→ DATA IN THIS EXERCISE
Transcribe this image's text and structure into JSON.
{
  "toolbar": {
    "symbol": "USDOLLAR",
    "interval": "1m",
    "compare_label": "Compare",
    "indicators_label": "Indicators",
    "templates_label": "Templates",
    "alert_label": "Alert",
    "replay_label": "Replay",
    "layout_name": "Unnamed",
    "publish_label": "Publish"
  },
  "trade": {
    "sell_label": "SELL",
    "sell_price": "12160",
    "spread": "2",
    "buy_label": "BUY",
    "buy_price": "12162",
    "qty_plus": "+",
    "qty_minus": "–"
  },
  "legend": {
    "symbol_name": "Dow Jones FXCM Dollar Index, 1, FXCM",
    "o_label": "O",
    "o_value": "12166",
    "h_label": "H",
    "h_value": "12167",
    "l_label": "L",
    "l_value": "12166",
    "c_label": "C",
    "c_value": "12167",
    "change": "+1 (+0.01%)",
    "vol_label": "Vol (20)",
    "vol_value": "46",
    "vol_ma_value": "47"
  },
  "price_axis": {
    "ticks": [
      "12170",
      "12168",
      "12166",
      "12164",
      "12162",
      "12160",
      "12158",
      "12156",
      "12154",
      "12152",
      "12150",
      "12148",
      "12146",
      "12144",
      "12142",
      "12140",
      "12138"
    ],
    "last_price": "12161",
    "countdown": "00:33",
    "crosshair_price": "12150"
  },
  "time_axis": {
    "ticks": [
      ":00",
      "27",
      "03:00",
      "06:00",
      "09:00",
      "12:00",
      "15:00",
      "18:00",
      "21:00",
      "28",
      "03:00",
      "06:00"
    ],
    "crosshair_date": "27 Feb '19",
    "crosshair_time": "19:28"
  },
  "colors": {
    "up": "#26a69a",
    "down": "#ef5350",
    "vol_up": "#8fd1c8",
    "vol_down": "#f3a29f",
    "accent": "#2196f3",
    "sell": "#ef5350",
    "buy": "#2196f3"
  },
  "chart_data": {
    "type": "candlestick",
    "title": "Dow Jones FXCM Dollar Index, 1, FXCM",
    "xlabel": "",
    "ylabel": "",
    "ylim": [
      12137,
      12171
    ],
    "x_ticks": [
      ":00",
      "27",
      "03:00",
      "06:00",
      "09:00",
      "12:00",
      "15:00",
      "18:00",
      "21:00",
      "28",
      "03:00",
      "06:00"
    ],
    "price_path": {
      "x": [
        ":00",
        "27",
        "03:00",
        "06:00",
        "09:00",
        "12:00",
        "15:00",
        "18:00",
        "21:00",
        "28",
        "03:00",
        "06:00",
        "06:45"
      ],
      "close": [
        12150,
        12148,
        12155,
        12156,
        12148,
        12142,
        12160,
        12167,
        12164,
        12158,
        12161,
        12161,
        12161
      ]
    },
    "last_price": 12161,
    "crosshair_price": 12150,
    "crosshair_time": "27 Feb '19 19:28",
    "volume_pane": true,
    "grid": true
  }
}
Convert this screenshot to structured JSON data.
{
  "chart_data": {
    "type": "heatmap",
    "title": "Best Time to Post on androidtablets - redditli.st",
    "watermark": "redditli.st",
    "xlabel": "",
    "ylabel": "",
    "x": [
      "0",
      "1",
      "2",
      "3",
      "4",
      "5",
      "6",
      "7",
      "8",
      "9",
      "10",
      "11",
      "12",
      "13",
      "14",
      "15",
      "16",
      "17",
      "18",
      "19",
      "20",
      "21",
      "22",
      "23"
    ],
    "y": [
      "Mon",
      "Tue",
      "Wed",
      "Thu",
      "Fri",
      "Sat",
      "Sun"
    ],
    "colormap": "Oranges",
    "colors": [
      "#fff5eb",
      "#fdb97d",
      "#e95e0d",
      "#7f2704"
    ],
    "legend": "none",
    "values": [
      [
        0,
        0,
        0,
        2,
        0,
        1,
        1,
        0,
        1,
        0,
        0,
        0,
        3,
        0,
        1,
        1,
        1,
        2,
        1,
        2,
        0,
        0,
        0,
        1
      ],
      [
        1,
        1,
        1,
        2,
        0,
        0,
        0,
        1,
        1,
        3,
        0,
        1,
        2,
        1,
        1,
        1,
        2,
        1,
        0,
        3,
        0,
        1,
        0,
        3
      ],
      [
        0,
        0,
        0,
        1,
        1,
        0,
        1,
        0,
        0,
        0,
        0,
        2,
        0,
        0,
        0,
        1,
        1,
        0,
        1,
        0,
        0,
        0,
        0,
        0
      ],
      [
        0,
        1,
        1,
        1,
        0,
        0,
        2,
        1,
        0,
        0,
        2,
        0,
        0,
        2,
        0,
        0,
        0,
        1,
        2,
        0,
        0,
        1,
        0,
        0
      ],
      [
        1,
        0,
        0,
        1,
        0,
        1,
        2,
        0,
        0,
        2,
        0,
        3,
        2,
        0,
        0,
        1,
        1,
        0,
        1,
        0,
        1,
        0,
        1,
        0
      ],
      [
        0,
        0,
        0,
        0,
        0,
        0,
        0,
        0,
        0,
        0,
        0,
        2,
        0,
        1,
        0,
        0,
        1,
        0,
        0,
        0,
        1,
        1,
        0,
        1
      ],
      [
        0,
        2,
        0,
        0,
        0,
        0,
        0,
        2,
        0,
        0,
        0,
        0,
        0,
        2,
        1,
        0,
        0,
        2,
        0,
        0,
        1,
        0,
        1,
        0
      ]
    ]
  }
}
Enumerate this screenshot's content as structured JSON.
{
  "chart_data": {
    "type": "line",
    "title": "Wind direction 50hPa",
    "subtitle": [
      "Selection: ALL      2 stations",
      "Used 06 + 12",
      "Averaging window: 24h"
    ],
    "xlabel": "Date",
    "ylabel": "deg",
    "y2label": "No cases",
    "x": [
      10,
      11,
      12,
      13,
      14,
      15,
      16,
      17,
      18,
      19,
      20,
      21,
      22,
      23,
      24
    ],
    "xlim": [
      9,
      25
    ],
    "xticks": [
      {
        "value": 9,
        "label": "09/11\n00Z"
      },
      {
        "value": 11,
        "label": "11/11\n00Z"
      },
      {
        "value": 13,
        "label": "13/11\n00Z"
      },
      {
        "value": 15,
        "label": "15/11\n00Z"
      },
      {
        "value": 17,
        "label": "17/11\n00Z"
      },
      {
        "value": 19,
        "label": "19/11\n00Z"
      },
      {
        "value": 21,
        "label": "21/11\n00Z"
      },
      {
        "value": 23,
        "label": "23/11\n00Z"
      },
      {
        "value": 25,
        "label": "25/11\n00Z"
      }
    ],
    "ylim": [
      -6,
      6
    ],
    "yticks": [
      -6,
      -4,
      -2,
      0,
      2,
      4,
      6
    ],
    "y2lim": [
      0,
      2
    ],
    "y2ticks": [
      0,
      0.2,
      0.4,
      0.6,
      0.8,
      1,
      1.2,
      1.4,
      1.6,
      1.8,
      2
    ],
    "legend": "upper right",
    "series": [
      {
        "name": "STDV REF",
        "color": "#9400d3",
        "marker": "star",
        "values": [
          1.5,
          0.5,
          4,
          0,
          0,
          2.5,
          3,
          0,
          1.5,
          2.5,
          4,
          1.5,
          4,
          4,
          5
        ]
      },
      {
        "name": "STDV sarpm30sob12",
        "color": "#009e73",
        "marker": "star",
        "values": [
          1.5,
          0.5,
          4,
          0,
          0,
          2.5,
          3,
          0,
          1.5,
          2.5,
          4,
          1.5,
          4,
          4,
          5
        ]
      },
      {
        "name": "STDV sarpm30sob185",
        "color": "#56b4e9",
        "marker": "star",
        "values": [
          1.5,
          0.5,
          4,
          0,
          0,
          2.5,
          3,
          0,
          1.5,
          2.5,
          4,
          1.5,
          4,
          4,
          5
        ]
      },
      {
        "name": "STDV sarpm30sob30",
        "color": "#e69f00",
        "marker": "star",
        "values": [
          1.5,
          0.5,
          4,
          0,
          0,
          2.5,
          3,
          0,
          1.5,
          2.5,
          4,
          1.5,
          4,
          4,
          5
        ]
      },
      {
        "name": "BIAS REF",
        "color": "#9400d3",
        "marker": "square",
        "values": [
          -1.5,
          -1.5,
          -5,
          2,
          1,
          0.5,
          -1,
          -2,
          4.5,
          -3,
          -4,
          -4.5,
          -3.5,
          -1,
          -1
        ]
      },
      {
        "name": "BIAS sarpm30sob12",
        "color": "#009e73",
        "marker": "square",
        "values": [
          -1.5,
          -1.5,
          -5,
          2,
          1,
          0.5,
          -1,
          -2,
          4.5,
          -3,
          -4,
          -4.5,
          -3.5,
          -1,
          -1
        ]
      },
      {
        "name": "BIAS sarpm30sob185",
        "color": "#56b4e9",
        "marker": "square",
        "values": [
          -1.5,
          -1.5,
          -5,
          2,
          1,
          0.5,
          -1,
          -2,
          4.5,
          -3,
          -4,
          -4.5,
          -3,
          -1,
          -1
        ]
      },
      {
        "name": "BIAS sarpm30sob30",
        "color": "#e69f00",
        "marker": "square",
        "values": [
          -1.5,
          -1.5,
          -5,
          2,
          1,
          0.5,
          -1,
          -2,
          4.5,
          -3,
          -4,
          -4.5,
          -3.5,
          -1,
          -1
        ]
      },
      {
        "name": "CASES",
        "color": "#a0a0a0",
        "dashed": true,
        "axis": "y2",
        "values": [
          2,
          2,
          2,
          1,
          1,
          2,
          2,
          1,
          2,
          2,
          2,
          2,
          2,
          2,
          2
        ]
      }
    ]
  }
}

→ STATED GOAL
How many lines of these entries contain "structured"? Answer with the number and nothing else.

→ RESULT OF THIS TASK
2